» Exercise directions: For each statement below, say whether it agrees with the news report on the Pediatric Development Center expansion. Answer yes or no and quote the words of the report that decide it. 1. The Community Development Board's preliminary site plan approval drew objections. 2. The addition planned for the rear of the property has two stories and an attic. 3. Harrison said the current project will affect water runoff.

» Source extract:
● ● ●
The Zoning Board last week approved the expansion of the Pediatric Development Center despite neighbors' protests.
PITTSFIELD, Mass. — The Zoning Board of Appeals has approved a structural expansion for the Pediatric Development Center, despite some concerns about increasing impact of commercial business on a once-residential west side street.
The center, located on Columbus Avenue Extension, plans to erect two additions: a one-story section on the side of the house and full two-story addition with an attic along the rear of the property.
While a preliminary site plan approval was granted by the Community Development Board earlier in July without objection, the proposal drew concerns from neighbors at last month's Zoning Board of Appeals.
Chairman Albert Ingegni III said at last week's meeting that in the interim, the business had held a meeting with abutters and Ward 6 Councilor John Krol to address their concerns, primarily the impact of storm-water runoff, on-street parking, and complaints about existing night lighting at the business.
Robert Harrison of Harrison Design Associates said the PDC has addressed these concerns and is making efforts to accommodate residents as much as possible. In particular, Harrison said that some of the rear lighting that has drawn complaints was intended as a security measure, as the center's parking lot has had frequent issues with trespassing and "nefarious" nighttime activity.
"Now that we understand that the lighting is an issue for neighbors we're going to look at other options," Harrison told the board.
"Water run-off will not be affected by this current project," he added.
● ● ●
» Extracted material:
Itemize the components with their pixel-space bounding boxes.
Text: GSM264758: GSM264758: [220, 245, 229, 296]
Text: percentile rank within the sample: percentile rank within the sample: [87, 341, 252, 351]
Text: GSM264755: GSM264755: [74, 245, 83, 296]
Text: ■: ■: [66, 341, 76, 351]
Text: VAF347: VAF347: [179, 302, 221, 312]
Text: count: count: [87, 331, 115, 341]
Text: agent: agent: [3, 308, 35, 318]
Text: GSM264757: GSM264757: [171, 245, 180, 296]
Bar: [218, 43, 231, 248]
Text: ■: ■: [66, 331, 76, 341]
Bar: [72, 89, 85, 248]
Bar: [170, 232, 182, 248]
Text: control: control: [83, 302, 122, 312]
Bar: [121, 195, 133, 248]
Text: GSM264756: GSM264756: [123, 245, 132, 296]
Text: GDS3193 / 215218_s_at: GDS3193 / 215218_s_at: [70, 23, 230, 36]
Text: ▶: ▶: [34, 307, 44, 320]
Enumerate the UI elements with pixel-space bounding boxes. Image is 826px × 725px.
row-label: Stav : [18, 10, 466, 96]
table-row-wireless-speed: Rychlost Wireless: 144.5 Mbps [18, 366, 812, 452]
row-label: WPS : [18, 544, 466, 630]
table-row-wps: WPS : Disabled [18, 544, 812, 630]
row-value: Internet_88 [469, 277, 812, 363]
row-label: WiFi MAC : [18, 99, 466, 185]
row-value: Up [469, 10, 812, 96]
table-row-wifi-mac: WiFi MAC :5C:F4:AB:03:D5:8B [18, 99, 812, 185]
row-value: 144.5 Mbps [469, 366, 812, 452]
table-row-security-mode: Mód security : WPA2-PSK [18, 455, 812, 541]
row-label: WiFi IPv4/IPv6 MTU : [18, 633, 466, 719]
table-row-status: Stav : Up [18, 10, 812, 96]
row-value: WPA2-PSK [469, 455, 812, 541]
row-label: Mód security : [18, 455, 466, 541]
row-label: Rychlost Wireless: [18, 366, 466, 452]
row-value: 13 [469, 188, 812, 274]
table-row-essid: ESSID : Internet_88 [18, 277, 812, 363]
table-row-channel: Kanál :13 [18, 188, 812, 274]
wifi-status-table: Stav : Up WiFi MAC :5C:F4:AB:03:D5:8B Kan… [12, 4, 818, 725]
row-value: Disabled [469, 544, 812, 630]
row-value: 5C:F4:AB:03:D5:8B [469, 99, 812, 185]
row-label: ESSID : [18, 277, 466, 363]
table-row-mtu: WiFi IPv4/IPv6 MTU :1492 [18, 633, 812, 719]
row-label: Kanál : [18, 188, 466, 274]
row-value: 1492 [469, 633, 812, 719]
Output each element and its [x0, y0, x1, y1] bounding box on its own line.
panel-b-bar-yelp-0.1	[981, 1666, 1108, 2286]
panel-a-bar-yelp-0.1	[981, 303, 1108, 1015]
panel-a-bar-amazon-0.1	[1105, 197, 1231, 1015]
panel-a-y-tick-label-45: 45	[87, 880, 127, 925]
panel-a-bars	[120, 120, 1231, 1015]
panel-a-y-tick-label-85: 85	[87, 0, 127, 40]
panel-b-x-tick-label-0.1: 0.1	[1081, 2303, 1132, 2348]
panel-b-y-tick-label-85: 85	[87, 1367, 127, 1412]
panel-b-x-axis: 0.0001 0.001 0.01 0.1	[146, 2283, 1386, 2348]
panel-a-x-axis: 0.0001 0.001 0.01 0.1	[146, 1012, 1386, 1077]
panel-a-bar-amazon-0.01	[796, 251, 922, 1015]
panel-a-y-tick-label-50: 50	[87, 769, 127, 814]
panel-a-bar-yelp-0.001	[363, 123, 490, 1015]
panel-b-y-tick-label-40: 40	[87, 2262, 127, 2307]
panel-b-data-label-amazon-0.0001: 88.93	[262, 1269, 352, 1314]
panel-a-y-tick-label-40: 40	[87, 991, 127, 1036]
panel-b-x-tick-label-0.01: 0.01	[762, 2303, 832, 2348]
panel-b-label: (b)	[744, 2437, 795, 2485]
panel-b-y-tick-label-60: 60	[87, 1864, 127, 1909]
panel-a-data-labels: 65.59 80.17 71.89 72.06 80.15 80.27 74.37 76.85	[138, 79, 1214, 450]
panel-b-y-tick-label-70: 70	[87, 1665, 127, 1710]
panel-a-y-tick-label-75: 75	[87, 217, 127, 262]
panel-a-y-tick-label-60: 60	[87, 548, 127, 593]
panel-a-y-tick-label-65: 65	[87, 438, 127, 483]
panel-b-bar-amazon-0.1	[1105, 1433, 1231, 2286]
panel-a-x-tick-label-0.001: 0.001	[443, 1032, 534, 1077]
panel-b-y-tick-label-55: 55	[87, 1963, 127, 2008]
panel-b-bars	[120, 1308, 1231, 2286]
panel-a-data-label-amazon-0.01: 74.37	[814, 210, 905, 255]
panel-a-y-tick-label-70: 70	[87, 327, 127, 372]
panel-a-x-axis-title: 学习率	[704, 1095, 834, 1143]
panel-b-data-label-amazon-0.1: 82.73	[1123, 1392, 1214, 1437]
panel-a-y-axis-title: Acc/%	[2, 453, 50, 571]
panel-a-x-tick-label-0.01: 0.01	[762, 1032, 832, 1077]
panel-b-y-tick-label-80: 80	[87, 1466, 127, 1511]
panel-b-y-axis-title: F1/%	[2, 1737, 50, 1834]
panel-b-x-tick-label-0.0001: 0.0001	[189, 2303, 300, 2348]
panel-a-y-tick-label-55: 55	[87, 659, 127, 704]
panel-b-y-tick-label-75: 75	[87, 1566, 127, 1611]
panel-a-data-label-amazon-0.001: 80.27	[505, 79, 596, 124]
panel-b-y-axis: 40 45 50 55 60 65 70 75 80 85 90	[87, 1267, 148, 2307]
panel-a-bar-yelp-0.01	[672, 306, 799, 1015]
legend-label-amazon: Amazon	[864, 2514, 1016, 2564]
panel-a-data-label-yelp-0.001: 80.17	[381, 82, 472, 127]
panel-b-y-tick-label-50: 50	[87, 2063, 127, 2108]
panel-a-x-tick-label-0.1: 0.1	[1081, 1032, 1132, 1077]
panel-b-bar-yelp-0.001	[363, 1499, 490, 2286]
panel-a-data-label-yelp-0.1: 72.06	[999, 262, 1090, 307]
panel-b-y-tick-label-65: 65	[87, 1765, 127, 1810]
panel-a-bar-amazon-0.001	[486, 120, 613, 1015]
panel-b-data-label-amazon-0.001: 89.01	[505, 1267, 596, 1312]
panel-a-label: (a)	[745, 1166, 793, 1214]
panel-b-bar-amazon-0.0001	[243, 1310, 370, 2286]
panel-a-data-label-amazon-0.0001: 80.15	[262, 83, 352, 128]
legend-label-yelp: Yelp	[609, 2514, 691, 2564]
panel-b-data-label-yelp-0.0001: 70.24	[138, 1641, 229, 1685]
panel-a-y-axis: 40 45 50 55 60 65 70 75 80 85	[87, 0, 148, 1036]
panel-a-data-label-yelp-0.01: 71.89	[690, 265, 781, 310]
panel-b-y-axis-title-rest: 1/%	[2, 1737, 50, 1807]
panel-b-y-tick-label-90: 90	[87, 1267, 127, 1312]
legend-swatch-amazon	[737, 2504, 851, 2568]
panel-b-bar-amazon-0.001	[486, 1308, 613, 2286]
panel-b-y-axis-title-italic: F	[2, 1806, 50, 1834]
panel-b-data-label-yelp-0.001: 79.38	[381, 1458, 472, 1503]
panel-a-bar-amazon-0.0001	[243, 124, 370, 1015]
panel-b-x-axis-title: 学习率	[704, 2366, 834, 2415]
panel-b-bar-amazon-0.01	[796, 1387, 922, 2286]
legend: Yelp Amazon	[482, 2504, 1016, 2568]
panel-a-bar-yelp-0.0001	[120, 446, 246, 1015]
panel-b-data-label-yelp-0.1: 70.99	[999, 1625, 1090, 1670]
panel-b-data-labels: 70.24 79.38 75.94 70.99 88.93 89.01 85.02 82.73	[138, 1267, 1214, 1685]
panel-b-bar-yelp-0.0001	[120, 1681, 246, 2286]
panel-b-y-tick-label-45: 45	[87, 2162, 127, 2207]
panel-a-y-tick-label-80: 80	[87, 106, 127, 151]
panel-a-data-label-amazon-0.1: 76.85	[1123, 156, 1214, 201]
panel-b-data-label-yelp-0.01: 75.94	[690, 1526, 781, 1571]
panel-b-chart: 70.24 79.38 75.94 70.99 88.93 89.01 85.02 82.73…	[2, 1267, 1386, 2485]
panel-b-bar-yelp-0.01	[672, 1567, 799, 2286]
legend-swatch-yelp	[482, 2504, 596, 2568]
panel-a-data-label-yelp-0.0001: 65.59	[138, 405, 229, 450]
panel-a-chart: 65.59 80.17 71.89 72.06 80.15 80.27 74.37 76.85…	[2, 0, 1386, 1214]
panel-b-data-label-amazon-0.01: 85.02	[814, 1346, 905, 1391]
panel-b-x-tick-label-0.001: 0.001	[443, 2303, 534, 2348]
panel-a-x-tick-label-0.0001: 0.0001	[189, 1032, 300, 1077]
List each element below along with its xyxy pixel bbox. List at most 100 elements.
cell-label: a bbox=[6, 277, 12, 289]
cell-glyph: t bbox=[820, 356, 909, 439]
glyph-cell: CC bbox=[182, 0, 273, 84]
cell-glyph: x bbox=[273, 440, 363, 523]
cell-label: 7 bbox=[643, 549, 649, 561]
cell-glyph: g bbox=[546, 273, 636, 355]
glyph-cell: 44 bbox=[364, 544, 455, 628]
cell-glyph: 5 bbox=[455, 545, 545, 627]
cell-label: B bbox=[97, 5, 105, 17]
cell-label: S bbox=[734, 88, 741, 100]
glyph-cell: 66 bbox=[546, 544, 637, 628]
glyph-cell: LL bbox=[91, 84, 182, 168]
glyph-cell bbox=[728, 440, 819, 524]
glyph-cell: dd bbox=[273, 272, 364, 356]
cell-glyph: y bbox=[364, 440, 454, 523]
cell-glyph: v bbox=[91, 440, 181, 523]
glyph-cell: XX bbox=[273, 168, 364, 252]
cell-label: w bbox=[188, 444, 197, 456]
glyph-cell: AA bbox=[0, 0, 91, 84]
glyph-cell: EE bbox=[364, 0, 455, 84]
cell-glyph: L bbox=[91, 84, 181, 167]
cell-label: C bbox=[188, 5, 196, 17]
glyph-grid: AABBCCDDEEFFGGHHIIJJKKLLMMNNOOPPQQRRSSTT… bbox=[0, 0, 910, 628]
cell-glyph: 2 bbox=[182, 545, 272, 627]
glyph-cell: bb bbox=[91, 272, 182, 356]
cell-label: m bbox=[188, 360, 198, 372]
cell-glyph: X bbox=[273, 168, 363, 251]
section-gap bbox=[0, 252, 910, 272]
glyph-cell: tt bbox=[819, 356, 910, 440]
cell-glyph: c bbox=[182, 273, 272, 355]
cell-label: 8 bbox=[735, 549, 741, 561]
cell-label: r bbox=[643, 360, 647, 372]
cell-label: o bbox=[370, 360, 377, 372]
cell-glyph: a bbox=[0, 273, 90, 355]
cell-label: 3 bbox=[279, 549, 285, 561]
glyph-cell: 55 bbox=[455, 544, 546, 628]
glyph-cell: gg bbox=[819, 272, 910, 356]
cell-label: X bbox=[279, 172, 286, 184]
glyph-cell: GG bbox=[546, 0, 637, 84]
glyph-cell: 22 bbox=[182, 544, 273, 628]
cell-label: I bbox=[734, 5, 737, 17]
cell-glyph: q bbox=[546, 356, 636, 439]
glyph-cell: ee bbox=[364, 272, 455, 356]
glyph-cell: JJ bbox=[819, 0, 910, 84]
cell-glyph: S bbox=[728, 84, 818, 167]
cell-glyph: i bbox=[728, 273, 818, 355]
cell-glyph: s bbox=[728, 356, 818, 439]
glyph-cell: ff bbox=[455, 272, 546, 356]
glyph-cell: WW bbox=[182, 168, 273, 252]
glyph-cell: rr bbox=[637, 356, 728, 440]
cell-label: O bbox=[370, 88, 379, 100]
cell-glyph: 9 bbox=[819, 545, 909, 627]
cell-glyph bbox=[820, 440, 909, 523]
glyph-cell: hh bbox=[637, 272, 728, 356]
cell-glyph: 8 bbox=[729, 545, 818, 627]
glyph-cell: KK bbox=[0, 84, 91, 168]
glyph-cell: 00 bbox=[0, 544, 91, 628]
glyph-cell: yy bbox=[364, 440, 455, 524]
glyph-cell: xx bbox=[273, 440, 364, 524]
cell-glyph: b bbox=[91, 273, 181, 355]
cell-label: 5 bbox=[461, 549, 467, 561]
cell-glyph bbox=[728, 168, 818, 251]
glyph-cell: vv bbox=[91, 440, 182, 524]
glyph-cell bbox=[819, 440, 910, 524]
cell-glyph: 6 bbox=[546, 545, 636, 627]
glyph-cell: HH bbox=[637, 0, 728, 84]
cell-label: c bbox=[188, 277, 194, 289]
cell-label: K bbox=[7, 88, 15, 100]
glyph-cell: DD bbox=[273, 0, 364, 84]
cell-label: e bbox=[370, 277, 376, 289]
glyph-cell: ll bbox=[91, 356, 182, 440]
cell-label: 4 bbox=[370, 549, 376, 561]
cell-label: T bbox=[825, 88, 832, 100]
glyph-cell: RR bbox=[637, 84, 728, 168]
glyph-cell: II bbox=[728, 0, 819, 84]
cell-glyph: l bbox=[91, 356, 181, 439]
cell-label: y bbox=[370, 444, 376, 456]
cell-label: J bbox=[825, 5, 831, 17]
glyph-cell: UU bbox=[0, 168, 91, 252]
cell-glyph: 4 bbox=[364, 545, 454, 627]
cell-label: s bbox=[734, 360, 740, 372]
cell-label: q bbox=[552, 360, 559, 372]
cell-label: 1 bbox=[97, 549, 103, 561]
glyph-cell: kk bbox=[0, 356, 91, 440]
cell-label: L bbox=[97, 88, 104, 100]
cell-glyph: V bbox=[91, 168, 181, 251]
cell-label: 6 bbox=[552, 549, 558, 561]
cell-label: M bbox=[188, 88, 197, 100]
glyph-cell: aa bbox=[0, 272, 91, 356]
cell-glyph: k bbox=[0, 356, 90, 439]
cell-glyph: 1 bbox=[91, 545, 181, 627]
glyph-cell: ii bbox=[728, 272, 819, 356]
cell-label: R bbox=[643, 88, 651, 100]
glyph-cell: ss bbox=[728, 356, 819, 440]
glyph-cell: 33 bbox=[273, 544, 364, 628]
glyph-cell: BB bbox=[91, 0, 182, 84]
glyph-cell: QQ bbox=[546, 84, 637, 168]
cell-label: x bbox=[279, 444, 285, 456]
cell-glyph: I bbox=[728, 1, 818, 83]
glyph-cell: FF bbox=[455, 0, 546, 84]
● ● ●
» Result of this exercise:
1. No: "was granted by the Community Development Board earlier in July without objection"
2. Yes: "full two-story addition with an attic along the rear of the property"
3. No: "Water run-off will not be affected by this current project"